Quelle que soit la méthode retenue, le financement d'un plan de relance se révèle au final coûter bien plus cher à long terme aux agents économiques que ce qu'il apporte à court terme. La relance, c'est l'opium des états.
Le problème des comportements induits
Les plans de relance, en ce sens qu'ils sont le plus souvent sectoriels, tendent généralement à orienter la dépense privée (celle qui reste possible après les impôts...) vers les biens subventionnés au détriment de ceux qui ne le sont pas: si le gouvernement subventionne les automobiles, c'est le moment d'en acheter une, et de remettre à plus tard d'autres achats. Cela tend à renforcer l'effet de mauvaise allocation des ressources décrit plus haut.
En outre, les entreprises ont alors intérêt à consacrer plus d'énergie à devenir bénéficiaires de largesses qu'à mieux satisfaire leurs clients. Aussi, elles tendent à réduire leurs efforts d'amélioration au profit du lobbying, d'où une moindre propension des entreprises à améliorer leur offre: celles qui sont subventionnées parce que l'aide de l'état accroît sans effort la demande, celles qui ne le sont pas parce qu'a contrario leur demande baisse, réduisant leur espoir de retour sur investissement.
Par conséquent, le processus d'amélioration constante de l'offre qui tend à augmenter continuellement notre pouvoir d'achat, en renouvelant l'offre disponible tant en qualité qu'en coût, se trouve ralenti.
Or, le seul moyen de renverser les comportements "excessivement" prudents des consommateurs est que l'offre des entreprises s'améliore dans de telles proportions (en nouveauté ou en prix) que les ménages se disent qu'il est trop dommage de rester sur la réserve et qu'il "faut y aller". Bref, la séduction de l'offre est le remède le plus efficace contre la morosité des agents économiques. Voilà qui n'étonnera guère.
Nous voyons donc que la relance par la dépense publique tend à inhiber ces évolutions comportementales, retardant la sortie de la crise.

_CONSIGNE A_.
Reproduisez le passage de l'extrait sur les plans de relance qui va de "Par conséquent, le" jusqu'à "se trouve ralenti.".
_CONSIGNE B_.
Selon l'extrait sur les plans de relance, quel est le remède le plus efficace contre la morosité des agents économiques ?
Le matériel fourni ne joue aucun rôle dans cet exercice.

_INFORMATIONS FOURNIES_.
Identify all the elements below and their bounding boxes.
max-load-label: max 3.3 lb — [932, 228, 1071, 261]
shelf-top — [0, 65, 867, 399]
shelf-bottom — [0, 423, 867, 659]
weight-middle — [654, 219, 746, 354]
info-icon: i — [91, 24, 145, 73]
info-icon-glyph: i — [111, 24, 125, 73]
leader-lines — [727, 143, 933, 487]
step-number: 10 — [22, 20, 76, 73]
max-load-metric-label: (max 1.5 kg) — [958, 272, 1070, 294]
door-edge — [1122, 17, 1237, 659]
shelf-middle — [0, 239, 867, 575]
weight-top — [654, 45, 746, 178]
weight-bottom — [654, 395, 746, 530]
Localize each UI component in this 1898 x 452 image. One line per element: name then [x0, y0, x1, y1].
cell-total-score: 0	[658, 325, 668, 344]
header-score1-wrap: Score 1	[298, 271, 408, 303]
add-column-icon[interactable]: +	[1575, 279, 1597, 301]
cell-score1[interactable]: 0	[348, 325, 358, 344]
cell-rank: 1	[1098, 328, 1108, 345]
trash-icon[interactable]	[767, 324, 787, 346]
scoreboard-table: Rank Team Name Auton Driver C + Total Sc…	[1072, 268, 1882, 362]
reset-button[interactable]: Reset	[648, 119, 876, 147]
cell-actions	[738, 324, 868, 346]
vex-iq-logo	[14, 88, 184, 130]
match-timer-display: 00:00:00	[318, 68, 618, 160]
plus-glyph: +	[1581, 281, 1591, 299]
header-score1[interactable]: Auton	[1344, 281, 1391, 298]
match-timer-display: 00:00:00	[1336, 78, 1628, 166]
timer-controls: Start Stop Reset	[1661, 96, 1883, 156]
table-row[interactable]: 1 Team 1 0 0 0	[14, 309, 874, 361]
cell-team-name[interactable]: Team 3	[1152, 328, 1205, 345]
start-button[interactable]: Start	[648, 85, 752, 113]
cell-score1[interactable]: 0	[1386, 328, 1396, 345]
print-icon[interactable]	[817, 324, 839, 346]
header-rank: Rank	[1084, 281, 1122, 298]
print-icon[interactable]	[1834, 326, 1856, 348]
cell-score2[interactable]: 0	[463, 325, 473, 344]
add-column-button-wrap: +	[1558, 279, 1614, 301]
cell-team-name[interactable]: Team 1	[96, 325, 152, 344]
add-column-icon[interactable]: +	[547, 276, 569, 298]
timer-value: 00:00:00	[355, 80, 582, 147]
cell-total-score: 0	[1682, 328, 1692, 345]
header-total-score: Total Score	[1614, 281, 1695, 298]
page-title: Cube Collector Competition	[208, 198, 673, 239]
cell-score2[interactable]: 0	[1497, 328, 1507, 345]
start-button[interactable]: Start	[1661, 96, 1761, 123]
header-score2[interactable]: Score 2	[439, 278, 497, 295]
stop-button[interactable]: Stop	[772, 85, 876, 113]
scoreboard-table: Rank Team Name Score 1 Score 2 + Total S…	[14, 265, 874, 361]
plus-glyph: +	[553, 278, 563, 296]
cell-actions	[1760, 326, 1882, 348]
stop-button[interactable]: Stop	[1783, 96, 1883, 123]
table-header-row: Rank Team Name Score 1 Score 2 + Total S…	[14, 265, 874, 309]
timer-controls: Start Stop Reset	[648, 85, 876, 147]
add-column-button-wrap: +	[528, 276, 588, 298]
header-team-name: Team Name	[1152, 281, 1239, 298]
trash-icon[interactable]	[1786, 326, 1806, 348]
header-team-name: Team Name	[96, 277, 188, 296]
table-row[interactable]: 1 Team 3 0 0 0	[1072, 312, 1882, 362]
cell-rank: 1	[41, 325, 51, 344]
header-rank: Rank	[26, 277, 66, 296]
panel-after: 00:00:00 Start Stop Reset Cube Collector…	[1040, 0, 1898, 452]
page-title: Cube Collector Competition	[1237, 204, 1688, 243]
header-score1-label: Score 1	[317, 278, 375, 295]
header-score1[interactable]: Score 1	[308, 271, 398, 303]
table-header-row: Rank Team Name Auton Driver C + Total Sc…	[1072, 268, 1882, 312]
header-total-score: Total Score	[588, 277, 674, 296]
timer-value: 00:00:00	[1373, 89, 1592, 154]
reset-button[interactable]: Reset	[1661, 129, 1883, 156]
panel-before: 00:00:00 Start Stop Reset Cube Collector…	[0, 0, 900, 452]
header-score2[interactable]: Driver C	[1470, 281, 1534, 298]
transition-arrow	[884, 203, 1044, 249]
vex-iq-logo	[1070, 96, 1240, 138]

_RÉSULTAT DE L'EXERCICE A_.
Par conséquent, le processus d'amélioration constante de l'offre qui tend à augmenter continuellement notre pouvoir d'achat, en renouvelant l'offre disponible tant en qualité qu'en coût, se trouve ralenti.

_RÉSULTAT DE L'EXERCICE B_.
C'est la séduction de l'offre.